#### Problem requirements:
Will you quote all of the entries, word for word?

[Records excerpted from a collection]
****

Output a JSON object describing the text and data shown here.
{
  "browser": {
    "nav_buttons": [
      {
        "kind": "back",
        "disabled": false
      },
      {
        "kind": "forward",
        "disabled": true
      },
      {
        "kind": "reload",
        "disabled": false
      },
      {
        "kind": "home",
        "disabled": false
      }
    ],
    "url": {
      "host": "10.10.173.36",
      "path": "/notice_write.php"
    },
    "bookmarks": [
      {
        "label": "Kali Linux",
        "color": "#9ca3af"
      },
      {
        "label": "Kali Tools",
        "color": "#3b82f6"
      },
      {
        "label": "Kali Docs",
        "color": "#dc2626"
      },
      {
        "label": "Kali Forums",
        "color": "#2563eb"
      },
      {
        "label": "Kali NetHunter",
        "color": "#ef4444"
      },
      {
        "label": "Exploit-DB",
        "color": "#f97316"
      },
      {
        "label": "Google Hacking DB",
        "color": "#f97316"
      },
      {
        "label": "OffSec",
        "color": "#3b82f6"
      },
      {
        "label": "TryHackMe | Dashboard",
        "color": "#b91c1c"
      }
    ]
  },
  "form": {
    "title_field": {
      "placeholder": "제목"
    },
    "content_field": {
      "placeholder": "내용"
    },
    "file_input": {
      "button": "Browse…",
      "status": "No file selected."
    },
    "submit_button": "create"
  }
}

****

#### Exercise result:
Output a JSON object describing the text and data shown here.
{
  "browser": {
    "nav_buttons": [
      {
        "kind": "back",
        "disabled": false
      },
      {
        "kind": "forward",
        "disabled": true
      },
      {
        "kind": "reload",
        "disabled": false
      },
      {
        "kind": "home",
        "disabled": false
      }
    ],
    "url": {
      "host": "10.10.173.36",
      "path": "/notice_write.php"
    },
    "bookmarks": [
      {
        "label": "Kali Linux",
        "color": "#9ca3af"
      },
      {
        "label": "Kali Tools",
        "color": "#3b82f6"
      },
      {
        "label": "Kali Docs",
        "color": "#dc2626"
      },
      {
        "label": "Kali Forums",
        "color": "#2563eb"
      },
      {
        "label": "Kali NetHunter",
        "color": "#ef4444"
      },
      {
        "label": "Exploit-DB",
        "color": "#f97316"
      },
      {
        "label": "Google Hacking DB",
        "color": "#f97316"
      },
      {
        "label": "OffSec",
        "color": "#3b82f6"
      },
      {
        "label": "TryHackMe | Dashboard",
        "color": "#b91c1c"
      }
    ]
  },
  "form": {
    "title_field": {
      "placeholder": "제목"
    },
    "content_field": {
      "placeholder": "내용"
    },
    "file_input": {
      "button": "Browse…",
      "status": "No file selected."
    },
    "submit_button": "create"
  }
}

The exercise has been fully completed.